Collected data entries
>> Start

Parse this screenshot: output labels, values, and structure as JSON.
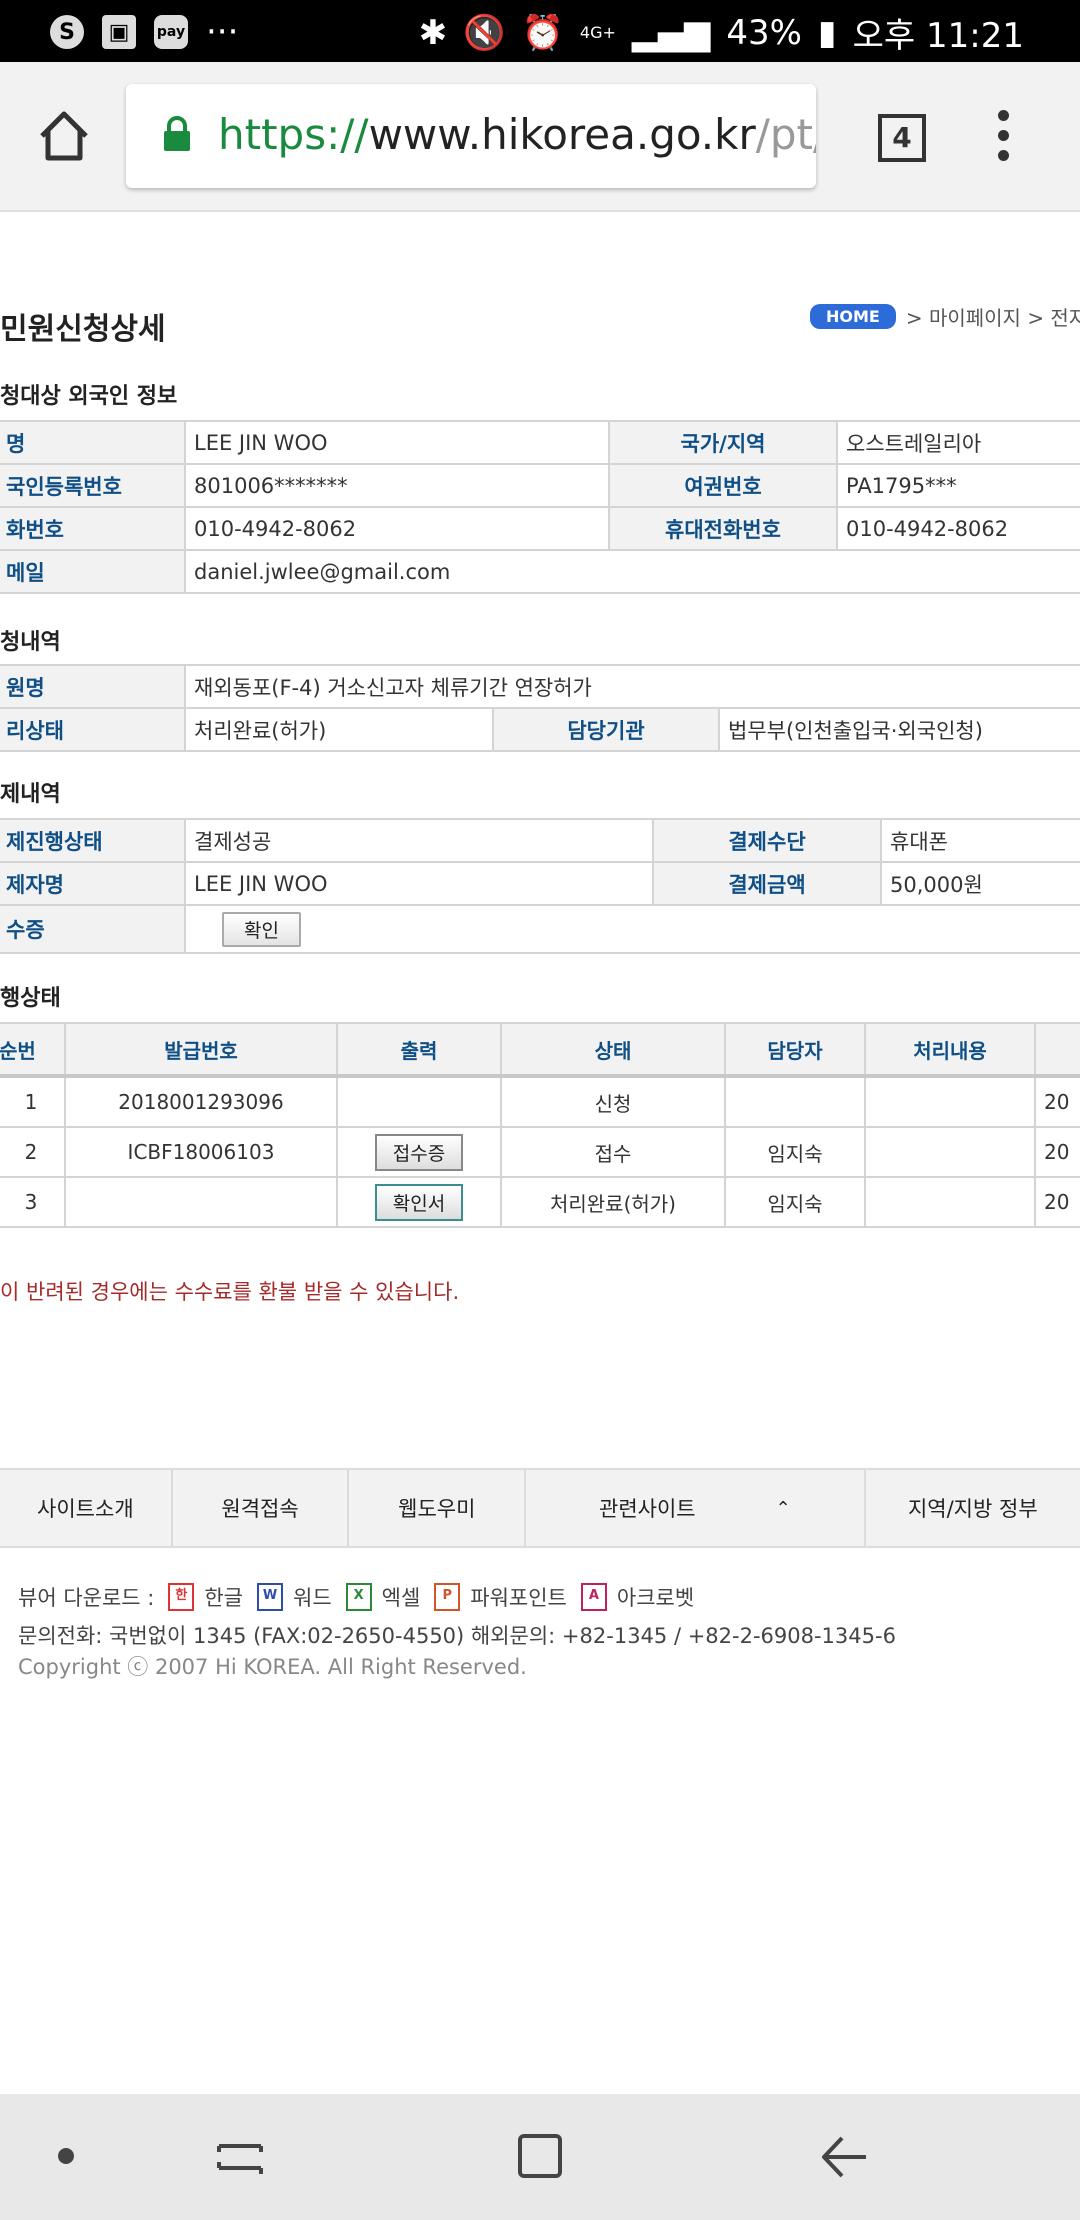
{
  "status_bar": {
    "apps": [
      "S",
      "▣",
      "pay",
      "···"
    ],
    "battery": "43%",
    "time": "오후 11:21",
    "network": "4G+"
  },
  "browser": {
    "url_scheme": "https://",
    "url_host": "www.hikorea.go.kr",
    "url_path": "/pt/N",
    "tab_count": "4"
  },
  "page": {
    "title": "민원신청상세",
    "breadcrumb": {
      "home": "HOME",
      "path": "> 마이페이지 > 전자민"
    }
  },
  "applicant": {
    "section_title": "청대상 외국인 정보",
    "name_label": "명",
    "name": "LEE JIN WOO",
    "country_label": "국가/지역",
    "country": "오스트레일리아",
    "reg_label": "국인등록번호",
    "reg_no": "801006*******",
    "passport_label": "여권번호",
    "passport": "PA1795***",
    "phone_label": "화번호",
    "phone": "010-4942-8062",
    "mobile_label": "휴대전화번호",
    "mobile": "010-4942-8062",
    "email_label": "메일",
    "email": "daniel.jwlee@gmail.com"
  },
  "application": {
    "section_title": "청내역",
    "petition_label": "원명",
    "petition": "재외동포(F-4) 거소신고자 체류기간 연장허가",
    "status_label": "리상태",
    "status": "처리완료(허가)",
    "agency_label": "담당기관",
    "agency": "법무부(인천출입국·외국인청)"
  },
  "payment": {
    "section_title": "제내역",
    "progress_label": "제진행상태",
    "progress": "결제성공",
    "method_label": "결제수단",
    "method": "휴대폰",
    "payer_label": "제자명",
    "payer": "LEE JIN WOO",
    "amount_label": "결제금액",
    "amount": "50,000원",
    "receipt_label": "수증",
    "receipt_button": "확인"
  },
  "progress_table": {
    "section_title": "행상태",
    "headers": [
      "순번",
      "발급번호",
      "출력",
      "상태",
      "담당자",
      "처리내용",
      ""
    ],
    "rows": [
      {
        "no": "1",
        "issue_no": "2018001293096",
        "print": "",
        "state": "신청",
        "officer": "",
        "detail": "",
        "date": "20"
      },
      {
        "no": "2",
        "issue_no": "ICBF18006103",
        "print": "접수증",
        "state": "접수",
        "officer": "임지숙",
        "detail": "",
        "date": "20"
      },
      {
        "no": "3",
        "issue_no": "",
        "print": "확인서",
        "state": "처리완료(허가)",
        "officer": "임지숙",
        "detail": "",
        "date": "20"
      }
    ]
  },
  "notice": "이 반려된 경우에는 수수료를 환불 받을 수 있습니다.",
  "footer_nav": {
    "items": [
      "사이트소개",
      "원격접속",
      "웹도우미",
      "관련사이트",
      "지역/지방 정부"
    ]
  },
  "footer": {
    "viewer_label": "뷰어 다운로드 :",
    "viewers": [
      "한글",
      "워드",
      "엑셀",
      "파워포인트",
      "아크로벳"
    ],
    "contact": "문의전화: 국번없이 1345 (FAX:02-2650-4550) 해외문의: +82-1345 / +82-2-6908-1345-6",
    "copyright": "Copyright ⓒ 2007 Hi KOREA. All Right Reserved."
  },
  "colors": {
    "label_blue": "#0f4f86",
    "url_green": "#1a8a3e",
    "notice_red": "#a52a2a",
    "home_badge": "#2d6bd8"
  }
}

>> End

**Goal:** Write out again every line above exactly as given; the pictures do not belong in the copy.

**Answer in full:**
Parse this screenshot: output labels, values, and structure as JSON.
{
  "status_bar": {
    "apps": [
      "S",
      "▣",
      "pay",
      "···"
    ],
    "battery": "43%",
    "time": "오후 11:21",
    "network": "4G+"
  },
  "browser": {
    "url_scheme": "https://",
    "url_host": "www.hikorea.go.kr",
    "url_path": "/pt/N",
    "tab_count": "4"
  },
  "page": {
    "title": "민원신청상세",
    "breadcrumb": {
      "home": "HOME",
      "path": "> 마이페이지 > 전자민"
    }
  },
  "applicant": {
    "section_title": "청대상 외국인 정보",
    "name_label": "명",
    "name": "LEE JIN WOO",
    "country_label": "국가/지역",
    "country": "오스트레일리아",
    "reg_label": "국인등록번호",
    "reg_no": "801006*******",
    "passport_label": "여권번호",
    "passport": "PA1795***",
    "phone_label": "화번호",
    "phone": "010-4942-8062",
    "mobile_label": "휴대전화번호",
    "mobile": "010-4942-8062",
    "email_label": "메일",
    "email": "daniel.jwlee@gmail.com"
  },
  "application": {
    "section_title": "청내역",
    "petition_label": "원명",
    "petition": "재외동포(F-4) 거소신고자 체류기간 연장허가",
    "status_label": "리상태",
    "status": "처리완료(허가)",
    "agency_label": "담당기관",
    "agency": "법무부(인천출입국·외국인청)"
  },
  "payment": {
    "section_title": "제내역",
    "progress_label": "제진행상태",
    "progress": "결제성공",
    "method_label": "결제수단",
    "method": "휴대폰",
    "payer_label": "제자명",
    "payer": "LEE JIN WOO",
    "amount_label": "결제금액",
    "amount": "50,000원",
    "receipt_label": "수증",
    "receipt_button": "확인"
  },
  "progress_table": {
    "section_title": "행상태",
    "headers": [
      "순번",
      "발급번호",
      "출력",
      "상태",
      "담당자",
      "처리내용",
      ""
    ],
    "rows": [
      {
        "no": "1",
        "issue_no": "2018001293096",
        "print": "",
        "state": "신청",
        "officer": "",
        "detail": "",
        "date": "20"
      },
      {
        "no": "2",
        "issue_no": "ICBF18006103",
        "print": "접수증",
        "state": "접수",
        "officer": "임지숙",
        "detail": "",
        "date": "20"
      },
      {
        "no": "3",
        "issue_no": "",
        "print": "확인서",
        "state": "처리완료(허가)",
        "officer": "임지숙",
        "detail": "",
        "date": "20"
      }
    ]
  },
  "notice": "이 반려된 경우에는 수수료를 환불 받을 수 있습니다.",
  "footer_nav": {
    "items": [
      "사이트소개",
      "원격접속",
      "웹도우미",
      "관련사이트",
      "지역/지방 정부"
    ]
  },
  "footer": {
    "viewer_label": "뷰어 다운로드 :",
    "viewers": [
      "한글",
      "워드",
      "엑셀",
      "파워포인트",
      "아크로벳"
    ],
    "contact": "문의전화: 국번없이 1345 (FAX:02-2650-4550) 해외문의: +82-1345 / +82-2-6908-1345-6",
    "copyright": "Copyright ⓒ 2007 Hi KOREA. All Right Reserved."
  },
  "colors": {
    "label_blue": "#0f4f86",
    "url_green": "#1a8a3e",
    "notice_red": "#a52a2a",
    "home_badge": "#2d6bd8"
  }
}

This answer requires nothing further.